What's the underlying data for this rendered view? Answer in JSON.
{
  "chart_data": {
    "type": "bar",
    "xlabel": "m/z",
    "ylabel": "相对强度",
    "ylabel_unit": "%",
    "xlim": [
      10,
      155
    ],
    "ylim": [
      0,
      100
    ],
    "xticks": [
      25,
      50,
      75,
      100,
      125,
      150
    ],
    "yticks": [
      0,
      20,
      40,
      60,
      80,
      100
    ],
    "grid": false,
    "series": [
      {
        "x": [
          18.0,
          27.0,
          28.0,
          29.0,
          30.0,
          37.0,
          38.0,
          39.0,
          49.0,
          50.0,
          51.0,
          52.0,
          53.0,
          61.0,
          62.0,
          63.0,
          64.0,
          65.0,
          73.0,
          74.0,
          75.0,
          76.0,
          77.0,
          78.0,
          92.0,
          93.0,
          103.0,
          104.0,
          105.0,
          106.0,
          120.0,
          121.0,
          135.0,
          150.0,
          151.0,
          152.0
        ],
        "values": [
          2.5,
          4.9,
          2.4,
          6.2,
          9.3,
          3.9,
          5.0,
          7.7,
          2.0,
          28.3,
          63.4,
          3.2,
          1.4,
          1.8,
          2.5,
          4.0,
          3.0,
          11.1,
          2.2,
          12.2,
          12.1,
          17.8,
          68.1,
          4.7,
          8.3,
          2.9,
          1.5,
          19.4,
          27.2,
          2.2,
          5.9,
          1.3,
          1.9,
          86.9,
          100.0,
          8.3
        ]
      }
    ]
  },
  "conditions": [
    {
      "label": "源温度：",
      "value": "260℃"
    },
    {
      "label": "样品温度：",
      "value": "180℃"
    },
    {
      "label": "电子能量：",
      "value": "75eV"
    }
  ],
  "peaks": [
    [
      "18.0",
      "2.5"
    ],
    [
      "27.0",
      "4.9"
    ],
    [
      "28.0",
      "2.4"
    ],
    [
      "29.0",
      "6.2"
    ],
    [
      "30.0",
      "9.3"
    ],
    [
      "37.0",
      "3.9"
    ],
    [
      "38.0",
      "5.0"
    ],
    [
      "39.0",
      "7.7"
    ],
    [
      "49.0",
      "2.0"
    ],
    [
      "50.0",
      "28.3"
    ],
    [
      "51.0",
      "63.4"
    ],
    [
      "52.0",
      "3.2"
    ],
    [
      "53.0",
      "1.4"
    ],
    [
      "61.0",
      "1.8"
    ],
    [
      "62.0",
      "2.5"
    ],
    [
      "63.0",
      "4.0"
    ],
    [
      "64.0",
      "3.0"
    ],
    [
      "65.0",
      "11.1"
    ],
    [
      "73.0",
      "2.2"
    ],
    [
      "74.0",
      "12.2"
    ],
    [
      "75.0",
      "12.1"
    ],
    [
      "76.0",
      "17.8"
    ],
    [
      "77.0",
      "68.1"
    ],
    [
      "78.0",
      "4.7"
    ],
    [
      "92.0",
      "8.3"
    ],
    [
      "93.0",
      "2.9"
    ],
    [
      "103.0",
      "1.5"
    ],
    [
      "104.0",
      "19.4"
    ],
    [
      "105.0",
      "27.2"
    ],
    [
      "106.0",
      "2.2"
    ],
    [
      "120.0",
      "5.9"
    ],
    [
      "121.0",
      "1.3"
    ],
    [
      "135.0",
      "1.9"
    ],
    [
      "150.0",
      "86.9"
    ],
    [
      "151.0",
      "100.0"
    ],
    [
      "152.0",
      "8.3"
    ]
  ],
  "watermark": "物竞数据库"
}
◆ ◆ ◆ ◆
_Given request_:
Write out each line of the data above again, exactly as given.

_Result for this task_:
What's the underlying data for this rendered view? Answer in JSON.
{
  "chart_data": {
    "type": "bar",
    "xlabel": "m/z",
    "ylabel": "相对强度",
    "ylabel_unit": "%",
    "xlim": [
      10,
      155
    ],
    "ylim": [
      0,
      100
    ],
    "xticks": [
      25,
      50,
      75,
      100,
      125,
      150
    ],
    "yticks": [
      0,
      20,
      40,
      60,
      80,
      100
    ],
    "grid": false,
    "series": [
      {
        "x": [
          18.0,
          27.0,
          28.0,
          29.0,
          30.0,
          37.0,
          38.0,
          39.0,
          49.0,
          50.0,
          51.0,
          52.0,
          53.0,
          61.0,
          62.0,
          63.0,
          64.0,
          65.0,
          73.0,
          74.0,
          75.0,
          76.0,
          77.0,
          78.0,
          92.0,
          93.0,
          103.0,
          104.0,
          105.0,
          106.0,
          120.0,
          121.0,
          135.0,
          150.0,
          151.0,
          152.0
        ],
        "values": [
          2.5,
          4.9,
          2.4,
          6.2,
          9.3,
          3.9,
          5.0,
          7.7,
          2.0,
          28.3,
          63.4,
          3.2,
          1.4,
          1.8,
          2.5,
          4.0,
          3.0,
          11.1,
          2.2,
          12.2,
          12.1,
          17.8,
          68.1,
          4.7,
          8.3,
          2.9,
          1.5,
          19.4,
          27.2,
          2.2,
          5.9,
          1.3,
          1.9,
          86.9,
          100.0,
          8.3
        ]
      }
    ]
  },
  "conditions": [
    {
      "label": "源温度：",
      "value": "260℃"
    },
    {
      "label": "样品温度：",
      "value": "180℃"
    },
    {
      "label": "电子能量：",
      "value": "75eV"
    }
  ],
  "peaks": [
    [
      "18.0",
      "2.5"
    ],
    [
      "27.0",
      "4.9"
    ],
    [
      "28.0",
      "2.4"
    ],
    [
      "29.0",
      "6.2"
    ],
    [
      "30.0",
      "9.3"
    ],
    [
      "37.0",
      "3.9"
    ],
    [
      "38.0",
      "5.0"
    ],
    [
      "39.0",
      "7.7"
    ],
    [
      "49.0",
      "2.0"
    ],
    [
      "50.0",
      "28.3"
    ],
    [
      "51.0",
      "63.4"
    ],
    [
      "52.0",
      "3.2"
    ],
    [
      "53.0",
      "1.4"
    ],
    [
      "61.0",
      "1.8"
    ],
    [
      "62.0",
      "2.5"
    ],
    [
      "63.0",
      "4.0"
    ],
    [
      "64.0",
      "3.0"
    ],
    [
      "65.0",
      "11.1"
    ],
    [
      "73.0",
      "2.2"
    ],
    [
      "74.0",
      "12.2"
    ],
    [
      "75.0",
      "12.1"
    ],
    [
      "76.0",
      "17.8"
    ],
    [
      "77.0",
      "68.1"
    ],
    [
      "78.0",
      "4.7"
    ],
    [
      "92.0",
      "8.3"
    ],
    [
      "93.0",
      "2.9"
    ],
    [
      "103.0",
      "1.5"
    ],
    [
      "104.0",
      "19.4"
    ],
    [
      "105.0",
      "27.2"
    ],
    [
      "106.0",
      "2.2"
    ],
    [
      "120.0",
      "5.9"
    ],
    [
      "121.0",
      "1.3"
    ],
    [
      "135.0",
      "1.9"
    ],
    [
      "150.0",
      "86.9"
    ],
    [
      "151.0",
      "100.0"
    ],
    [
      "152.0",
      "8.3"
    ]
  ],
  "watermark": "物竞数据库"
}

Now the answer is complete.